§ **TASK STATEMENT**
Write every line out verbatim and omit the pictures.

Dataset records:

## START

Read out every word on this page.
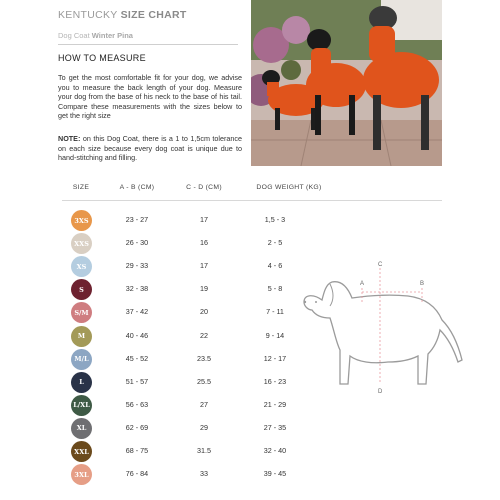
KENTUCKY SIZE CHART
Dog Coat Winter Pina
HOW TO MEASURE

To get the most comfortable fit for your dog, we advise you to measure the back length of your dog. Measure your dog from the base of his neck to the base of his tail. Compare these measurements with the sizes below to get the right size

NOTE: on this Dog Coat, there is a 1 to 1,5cm tolerance on each size because every dog coat is unique due to hand-stitching and filling.

SIZE	A - B (CM)	C - D (CM)	DOG WEIGHT (KG)
3XS	23 - 27	17	1,5 - 3
XXS	26 - 30	16	2 - 5
XS	29 - 33	17	4 - 6
S	32 - 38	19	5 - 8
S/M	37 - 42	20	7 - 11
M	40 - 46	22	9 - 14
M/L	45 - 52	23.5	12 - 17
L	51 - 57	25.5	16 - 23
L/XL	56 - 63	27	21 - 29
XL	62 - 69	29	27 - 35
XXL	68 - 75	31.5	32 - 40
3XL	76 - 84	33	39 - 45
A	B
C
D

## END

§ **ANSWER TO THE EXERCISE**
Read out every word on this page.
KENTUCKY SIZE CHART
Dog Coat Winter Pina
HOW TO MEASURE

To get the most comfortable fit for your dog, we advise you to measure the back length of your dog. Measure your dog from the base of his neck to the base of his tail. Compare these measurements with the sizes below to get the right size

NOTE: on this Dog Coat, there is a 1 to 1,5cm tolerance on each size because every dog coat is unique due to hand-stitching and filling.

SIZE	A - B (CM)	C - D (CM)	DOG WEIGHT (KG)
3XS	23 - 27	17	1,5 - 3
XXS	26 - 30	16	2 - 5
XS	29 - 33	17	4 - 6
S	32 - 38	19	5 - 8
S/M	37 - 42	20	7 - 11
M	40 - 46	22	9 - 14
M/L	45 - 52	23.5	12 - 17
L	51 - 57	25.5	16 - 23
L/XL	56 - 63	27	21 - 29
XL	62 - 69	29	27 - 35
XXL	68 - 75	31.5	32 - 40
3XL	76 - 84	33	39 - 45
A	B
C
D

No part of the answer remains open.